* **Task instructions**: Write out each line beneath this one exactly as it reads.

* **Given records**:

::::

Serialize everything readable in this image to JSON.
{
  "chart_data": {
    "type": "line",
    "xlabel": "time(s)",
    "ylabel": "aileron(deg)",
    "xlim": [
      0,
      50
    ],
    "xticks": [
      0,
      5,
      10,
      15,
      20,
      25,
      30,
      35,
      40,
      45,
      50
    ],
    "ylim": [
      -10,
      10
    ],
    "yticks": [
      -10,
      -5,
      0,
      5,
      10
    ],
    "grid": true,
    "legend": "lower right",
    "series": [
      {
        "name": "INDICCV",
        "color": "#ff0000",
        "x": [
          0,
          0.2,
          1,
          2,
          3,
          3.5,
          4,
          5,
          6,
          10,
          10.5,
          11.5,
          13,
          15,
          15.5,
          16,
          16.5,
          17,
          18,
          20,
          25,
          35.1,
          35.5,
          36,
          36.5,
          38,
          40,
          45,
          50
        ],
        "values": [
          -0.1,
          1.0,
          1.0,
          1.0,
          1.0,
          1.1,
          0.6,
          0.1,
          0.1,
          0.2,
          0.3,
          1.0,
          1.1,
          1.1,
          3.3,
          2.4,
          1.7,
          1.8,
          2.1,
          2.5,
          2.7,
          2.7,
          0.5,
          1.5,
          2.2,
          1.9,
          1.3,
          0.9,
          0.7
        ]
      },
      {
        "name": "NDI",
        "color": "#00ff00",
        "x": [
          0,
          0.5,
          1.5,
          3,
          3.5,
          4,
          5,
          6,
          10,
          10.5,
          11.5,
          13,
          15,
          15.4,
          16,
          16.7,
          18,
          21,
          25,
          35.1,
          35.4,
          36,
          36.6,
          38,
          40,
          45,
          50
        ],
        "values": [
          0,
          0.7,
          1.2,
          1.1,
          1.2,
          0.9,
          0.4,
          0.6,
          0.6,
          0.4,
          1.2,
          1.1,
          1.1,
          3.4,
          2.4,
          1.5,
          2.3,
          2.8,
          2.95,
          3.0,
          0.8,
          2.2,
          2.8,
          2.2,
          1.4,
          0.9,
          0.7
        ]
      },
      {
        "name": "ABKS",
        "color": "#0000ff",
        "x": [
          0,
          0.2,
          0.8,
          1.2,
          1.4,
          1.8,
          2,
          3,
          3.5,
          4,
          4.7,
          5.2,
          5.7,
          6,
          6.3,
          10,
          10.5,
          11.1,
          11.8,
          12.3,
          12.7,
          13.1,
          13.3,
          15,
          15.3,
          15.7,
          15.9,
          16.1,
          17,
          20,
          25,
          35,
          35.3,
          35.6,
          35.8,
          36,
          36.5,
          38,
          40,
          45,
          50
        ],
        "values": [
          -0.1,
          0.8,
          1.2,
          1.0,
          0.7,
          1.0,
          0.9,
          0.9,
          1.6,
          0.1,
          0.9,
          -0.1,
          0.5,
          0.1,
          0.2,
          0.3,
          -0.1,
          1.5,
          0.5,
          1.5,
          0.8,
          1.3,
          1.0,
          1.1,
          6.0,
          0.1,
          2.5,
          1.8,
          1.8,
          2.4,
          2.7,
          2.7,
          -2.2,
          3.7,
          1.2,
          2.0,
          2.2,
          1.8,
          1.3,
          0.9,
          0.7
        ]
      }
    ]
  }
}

::::

* **Complete response**:
Serialize everything readable in this image to JSON.
{
  "chart_data": {
    "type": "line",
    "xlabel": "time(s)",
    "ylabel": "aileron(deg)",
    "xlim": [
      0,
      50
    ],
    "xticks": [
      0,
      5,
      10,
      15,
      20,
      25,
      30,
      35,
      40,
      45,
      50
    ],
    "ylim": [
      -10,
      10
    ],
    "yticks": [
      -10,
      -5,
      0,
      5,
      10
    ],
    "grid": true,
    "legend": "lower right",
    "series": [
      {
        "name": "INDICCV",
        "color": "#ff0000",
        "x": [
          0,
          0.2,
          1,
          2,
          3,
          3.5,
          4,
          5,
          6,
          10,
          10.5,
          11.5,
          13,
          15,
          15.5,
          16,
          16.5,
          17,
          18,
          20,
          25,
          35.1,
          35.5,
          36,
          36.5,
          38,
          40,
          45,
          50
        ],
        "values": [
          -0.1,
          1.0,
          1.0,
          1.0,
          1.0,
          1.1,
          0.6,
          0.1,
          0.1,
          0.2,
          0.3,
          1.0,
          1.1,
          1.1,
          3.3,
          2.4,
          1.7,
          1.8,
          2.1,
          2.5,
          2.7,
          2.7,
          0.5,
          1.5,
          2.2,
          1.9,
          1.3,
          0.9,
          0.7
        ]
      },
      {
        "name": "NDI",
        "color": "#00ff00",
        "x": [
          0,
          0.5,
          1.5,
          3,
          3.5,
          4,
          5,
          6,
          10,
          10.5,
          11.5,
          13,
          15,
          15.4,
          16,
          16.7,
          18,
          21,
          25,
          35.1,
          35.4,
          36,
          36.6,
          38,
          40,
          45,
          50
        ],
        "values": [
          0,
          0.7,
          1.2,
          1.1,
          1.2,
          0.9,
          0.4,
          0.6,
          0.6,
          0.4,
          1.2,
          1.1,
          1.1,
          3.4,
          2.4,
          1.5,
          2.3,
          2.8,
          2.95,
          3.0,
          0.8,
          2.2,
          2.8,
          2.2,
          1.4,
          0.9,
          0.7
        ]
      },
      {
        "name": "ABKS",
        "color": "#0000ff",
        "x": [
          0,
          0.2,
          0.8,
          1.2,
          1.4,
          1.8,
          2,
          3,
          3.5,
          4,
          4.7,
          5.2,
          5.7,
          6,
          6.3,
          10,
          10.5,
          11.1,
          11.8,
          12.3,
          12.7,
          13.1,
          13.3,
          15,
          15.3,
          15.7,
          15.9,
          16.1,
          17,
          20,
          25,
          35,
          35.3,
          35.6,
          35.8,
          36,
          36.5,
          38,
          40,
          45,
          50
        ],
        "values": [
          -0.1,
          0.8,
          1.2,
          1.0,
          0.7,
          1.0,
          0.9,
          0.9,
          1.6,
          0.1,
          0.9,
          -0.1,
          0.5,
          0.1,
          0.2,
          0.3,
          -0.1,
          1.5,
          0.5,
          1.5,
          0.8,
          1.3,
          1.0,
          1.1,
          6.0,
          0.1,
          2.5,
          1.8,
          1.8,
          2.4,
          2.7,
          2.7,
          -2.2,
          3.7,
          1.2,
          2.0,
          2.2,
          1.8,
          1.3,
          0.9,
          0.7
        ]
      }
    ]
  }
}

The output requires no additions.